Instructions to follow: Transcribe the entries exactly; images are not part of the copy.
# # # # #
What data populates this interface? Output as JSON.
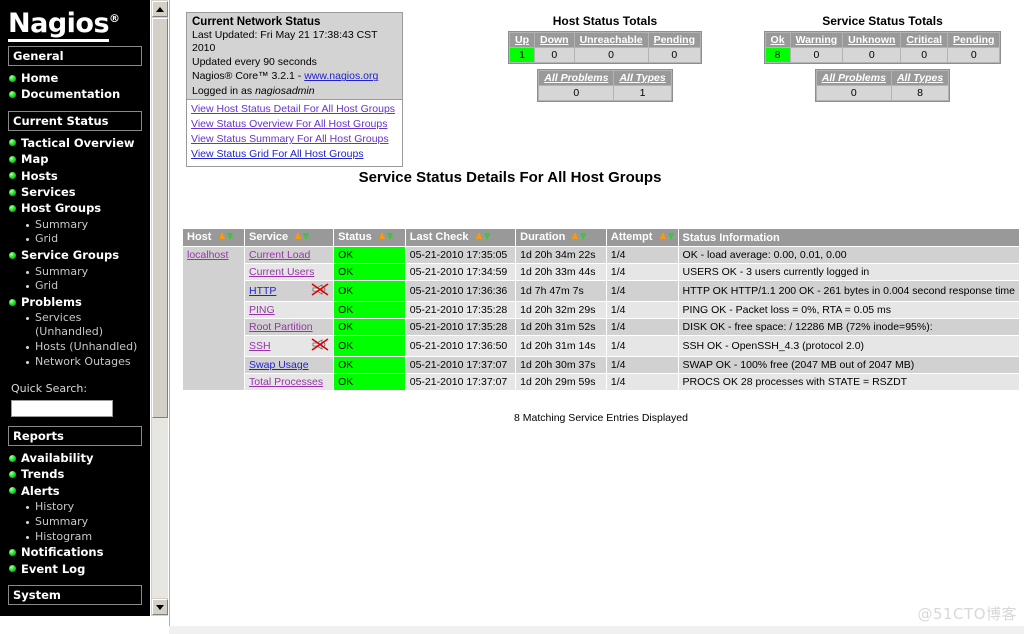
{
  "sidebar": {
    "logo": {
      "text": "Nagios",
      "registered": "®"
    },
    "sections": [
      {
        "header": "General",
        "items": [
          {
            "label": "Home",
            "type": "top"
          },
          {
            "label": "Documentation",
            "type": "top"
          }
        ]
      },
      {
        "header": "Current Status",
        "items": [
          {
            "label": "Tactical Overview",
            "type": "top"
          },
          {
            "label": "Map",
            "type": "top"
          },
          {
            "label": "Hosts",
            "type": "top"
          },
          {
            "label": "Services",
            "type": "top"
          },
          {
            "label": "Host Groups",
            "type": "top"
          },
          {
            "label": "Summary",
            "type": "sub"
          },
          {
            "label": "Grid",
            "type": "sub"
          },
          {
            "label": "Service Groups",
            "type": "top"
          },
          {
            "label": "Summary",
            "type": "sub"
          },
          {
            "label": "Grid",
            "type": "sub"
          },
          {
            "label": "Problems",
            "type": "top"
          },
          {
            "label": "Services (Unhandled)",
            "type": "sub"
          },
          {
            "label": "Hosts (Unhandled)",
            "type": "sub"
          },
          {
            "label": "Network Outages",
            "type": "sub"
          }
        ]
      },
      {
        "header": "Reports",
        "items": [
          {
            "label": "Availability",
            "type": "top"
          },
          {
            "label": "Trends",
            "type": "top"
          },
          {
            "label": "Alerts",
            "type": "top"
          },
          {
            "label": "History",
            "type": "sub"
          },
          {
            "label": "Summary",
            "type": "sub"
          },
          {
            "label": "Histogram",
            "type": "sub"
          },
          {
            "label": "Notifications",
            "type": "top"
          },
          {
            "label": "Event Log",
            "type": "top"
          }
        ]
      },
      {
        "header": "System",
        "items": []
      }
    ],
    "quick_search": {
      "label": "Quick Search:",
      "value": "",
      "placeholder": ""
    }
  },
  "status_box": {
    "title": "Current Network Status",
    "last_updated": "Last Updated: Fri May 21 17:38:43 CST 2010",
    "update_interval": "Updated every 90 seconds",
    "version_prefix": "Nagios® Core™ 3.2.1 - ",
    "version_link": "www.nagios.org",
    "logged_in_prefix": "Logged in as ",
    "logged_in_user": "nagiosadmin",
    "links": [
      "View Host Status Detail For All Host Groups",
      "View Status Overview For All Host Groups",
      "View Status Summary For All Host Groups",
      "View Status Grid For All Host Groups"
    ]
  },
  "host_totals": {
    "title": "Host Status Totals",
    "headers": [
      "Up",
      "Down",
      "Unreachable",
      "Pending"
    ],
    "values": [
      "1",
      "0",
      "0",
      "0"
    ],
    "ok_index": 0,
    "sub_headers": [
      "All Problems",
      "All Types"
    ],
    "sub_values": [
      "0",
      "1"
    ]
  },
  "service_totals": {
    "title": "Service Status Totals",
    "headers": [
      "Ok",
      "Warning",
      "Unknown",
      "Critical",
      "Pending"
    ],
    "values": [
      "8",
      "0",
      "0",
      "0",
      "0"
    ],
    "ok_index": 0,
    "sub_headers": [
      "All Problems",
      "All Types"
    ],
    "sub_values": [
      "0",
      "8"
    ]
  },
  "section_title": "Service Status Details For All Host Groups",
  "service_table": {
    "headers": [
      "Host",
      "Service",
      "Status",
      "Last Check",
      "Duration",
      "Attempt",
      "Status Information"
    ],
    "host_label": "localhost",
    "rows": [
      {
        "service": "Current Load",
        "link_style": "visited",
        "notifications_disabled": false,
        "status": "OK",
        "last_check": "05-21-2010 17:35:05",
        "duration": "1d 20h 34m 22s",
        "attempt": "1/4",
        "info": "OK - load average: 0.00, 0.01, 0.00"
      },
      {
        "service": "Current Users",
        "link_style": "visited",
        "notifications_disabled": false,
        "status": "OK",
        "last_check": "05-21-2010 17:34:59",
        "duration": "1d 20h 33m 44s",
        "attempt": "1/4",
        "info": "USERS OK - 3 users currently logged in"
      },
      {
        "service": "HTTP",
        "link_style": "unvisited",
        "notifications_disabled": true,
        "status": "OK",
        "last_check": "05-21-2010 17:36:36",
        "duration": "1d 7h 47m 7s",
        "attempt": "1/4",
        "info": "HTTP OK HTTP/1.1 200 OK - 261 bytes in 0.004 second response time"
      },
      {
        "service": "PING",
        "link_style": "visited",
        "notifications_disabled": false,
        "status": "OK",
        "last_check": "05-21-2010 17:35:28",
        "duration": "1d 20h 32m 29s",
        "attempt": "1/4",
        "info": "PING OK - Packet loss = 0%, RTA = 0.05 ms"
      },
      {
        "service": "Root Partition",
        "link_style": "visited",
        "notifications_disabled": false,
        "status": "OK",
        "last_check": "05-21-2010 17:35:28",
        "duration": "1d 20h 31m 52s",
        "attempt": "1/4",
        "info": "DISK OK - free space: / 12286 MB (72% inode=95%):"
      },
      {
        "service": "SSH",
        "link_style": "visited",
        "notifications_disabled": true,
        "status": "OK",
        "last_check": "05-21-2010 17:36:50",
        "duration": "1d 20h 31m 14s",
        "attempt": "1/4",
        "info": "SSH OK - OpenSSH_4.3 (protocol 2.0)"
      },
      {
        "service": "Swap Usage",
        "link_style": "unvisited",
        "notifications_disabled": false,
        "status": "OK",
        "last_check": "05-21-2010 17:37:07",
        "duration": "1d 20h 30m 37s",
        "attempt": "1/4",
        "info": "SWAP OK - 100% free (2047 MB out of 2047 MB)"
      },
      {
        "service": "Total Processes",
        "link_style": "visited",
        "notifications_disabled": false,
        "status": "OK",
        "last_check": "05-21-2010 17:37:07",
        "duration": "1d 20h 29m 59s",
        "attempt": "1/4",
        "info": "PROCS OK 28 processes with STATE = RSZDT"
      }
    ],
    "match_note": "8 Matching Service Entries Displayed"
  },
  "watermark": "@51CTO博客",
  "colors": {
    "ok_green": "#00ff00",
    "header_gray": "#999999",
    "sidebar_bg": "#000000",
    "link_visited": "#9933aa",
    "link_unvisited": "#2222cc"
  }
}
# # # # #
Finished exercise:
What data populates this interface? Output as JSON.
{
  "sidebar": {
    "logo": {
      "text": "Nagios",
      "registered": "®"
    },
    "sections": [
      {
        "header": "General",
        "items": [
          {
            "label": "Home",
            "type": "top"
          },
          {
            "label": "Documentation",
            "type": "top"
          }
        ]
      },
      {
        "header": "Current Status",
        "items": [
          {
            "label": "Tactical Overview",
            "type": "top"
          },
          {
            "label": "Map",
            "type": "top"
          },
          {
            "label": "Hosts",
            "type": "top"
          },
          {
            "label": "Services",
            "type": "top"
          },
          {
            "label": "Host Groups",
            "type": "top"
          },
          {
            "label": "Summary",
            "type": "sub"
          },
          {
            "label": "Grid",
            "type": "sub"
          },
          {
            "label": "Service Groups",
            "type": "top"
          },
          {
            "label": "Summary",
            "type": "sub"
          },
          {
            "label": "Grid",
            "type": "sub"
          },
          {
            "label": "Problems",
            "type": "top"
          },
          {
            "label": "Services (Unhandled)",
            "type": "sub"
          },
          {
            "label": "Hosts (Unhandled)",
            "type": "sub"
          },
          {
            "label": "Network Outages",
            "type": "sub"
          }
        ]
      },
      {
        "header": "Reports",
        "items": [
          {
            "label": "Availability",
            "type": "top"
          },
          {
            "label": "Trends",
            "type": "top"
          },
          {
            "label": "Alerts",
            "type": "top"
          },
          {
            "label": "History",
            "type": "sub"
          },
          {
            "label": "Summary",
            "type": "sub"
          },
          {
            "label": "Histogram",
            "type": "sub"
          },
          {
            "label": "Notifications",
            "type": "top"
          },
          {
            "label": "Event Log",
            "type": "top"
          }
        ]
      },
      {
        "header": "System",
        "items": []
      }
    ],
    "quick_search": {
      "label": "Quick Search:",
      "value": "",
      "placeholder": ""
    }
  },
  "status_box": {
    "title": "Current Network Status",
    "last_updated": "Last Updated: Fri May 21 17:38:43 CST 2010",
    "update_interval": "Updated every 90 seconds",
    "version_prefix": "Nagios® Core™ 3.2.1 - ",
    "version_link": "www.nagios.org",
    "logged_in_prefix": "Logged in as ",
    "logged_in_user": "nagiosadmin",
    "links": [
      "View Host Status Detail For All Host Groups",
      "View Status Overview For All Host Groups",
      "View Status Summary For All Host Groups",
      "View Status Grid For All Host Groups"
    ]
  },
  "host_totals": {
    "title": "Host Status Totals",
    "headers": [
      "Up",
      "Down",
      "Unreachable",
      "Pending"
    ],
    "values": [
      "1",
      "0",
      "0",
      "0"
    ],
    "ok_index": 0,
    "sub_headers": [
      "All Problems",
      "All Types"
    ],
    "sub_values": [
      "0",
      "1"
    ]
  },
  "service_totals": {
    "title": "Service Status Totals",
    "headers": [
      "Ok",
      "Warning",
      "Unknown",
      "Critical",
      "Pending"
    ],
    "values": [
      "8",
      "0",
      "0",
      "0",
      "0"
    ],
    "ok_index": 0,
    "sub_headers": [
      "All Problems",
      "All Types"
    ],
    "sub_values": [
      "0",
      "8"
    ]
  },
  "section_title": "Service Status Details For All Host Groups",
  "service_table": {
    "headers": [
      "Host",
      "Service",
      "Status",
      "Last Check",
      "Duration",
      "Attempt",
      "Status Information"
    ],
    "host_label": "localhost",
    "rows": [
      {
        "service": "Current Load",
        "link_style": "visited",
        "notifications_disabled": false,
        "status": "OK",
        "last_check": "05-21-2010 17:35:05",
        "duration": "1d 20h 34m 22s",
        "attempt": "1/4",
        "info": "OK - load average: 0.00, 0.01, 0.00"
      },
      {
        "service": "Current Users",
        "link_style": "visited",
        "notifications_disabled": false,
        "status": "OK",
        "last_check": "05-21-2010 17:34:59",
        "duration": "1d 20h 33m 44s",
        "attempt": "1/4",
        "info": "USERS OK - 3 users currently logged in"
      },
      {
        "service": "HTTP",
        "link_style": "unvisited",
        "notifications_disabled": true,
        "status": "OK",
        "last_check": "05-21-2010 17:36:36",
        "duration": "1d 7h 47m 7s",
        "attempt": "1/4",
        "info": "HTTP OK HTTP/1.1 200 OK - 261 bytes in 0.004 second response time"
      },
      {
        "service": "PING",
        "link_style": "visited",
        "notifications_disabled": false,
        "status": "OK",
        "last_check": "05-21-2010 17:35:28",
        "duration": "1d 20h 32m 29s",
        "attempt": "1/4",
        "info": "PING OK - Packet loss = 0%, RTA = 0.05 ms"
      },
      {
        "service": "Root Partition",
        "link_style": "visited",
        "notifications_disabled": false,
        "status": "OK",
        "last_check": "05-21-2010 17:35:28",
        "duration": "1d 20h 31m 52s",
        "attempt": "1/4",
        "info": "DISK OK - free space: / 12286 MB (72% inode=95%):"
      },
      {
        "service": "SSH",
        "link_style": "visited",
        "notifications_disabled": true,
        "status": "OK",
        "last_check": "05-21-2010 17:36:50",
        "duration": "1d 20h 31m 14s",
        "attempt": "1/4",
        "info": "SSH OK - OpenSSH_4.3 (protocol 2.0)"
      },
      {
        "service": "Swap Usage",
        "link_style": "unvisited",
        "notifications_disabled": false,
        "status": "OK",
        "last_check": "05-21-2010 17:37:07",
        "duration": "1d 20h 30m 37s",
        "attempt": "1/4",
        "info": "SWAP OK - 100% free (2047 MB out of 2047 MB)"
      },
      {
        "service": "Total Processes",
        "link_style": "visited",
        "notifications_disabled": false,
        "status": "OK",
        "last_check": "05-21-2010 17:37:07",
        "duration": "1d 20h 29m 59s",
        "attempt": "1/4",
        "info": "PROCS OK 28 processes with STATE = RSZDT"
      }
    ],
    "match_note": "8 Matching Service Entries Displayed"
  },
  "watermark": "@51CTO博客",
  "colors": {
    "ok_green": "#00ff00",
    "header_gray": "#999999",
    "sidebar_bg": "#000000",
    "link_visited": "#9933aa",
    "link_unvisited": "#2222cc"
  }
}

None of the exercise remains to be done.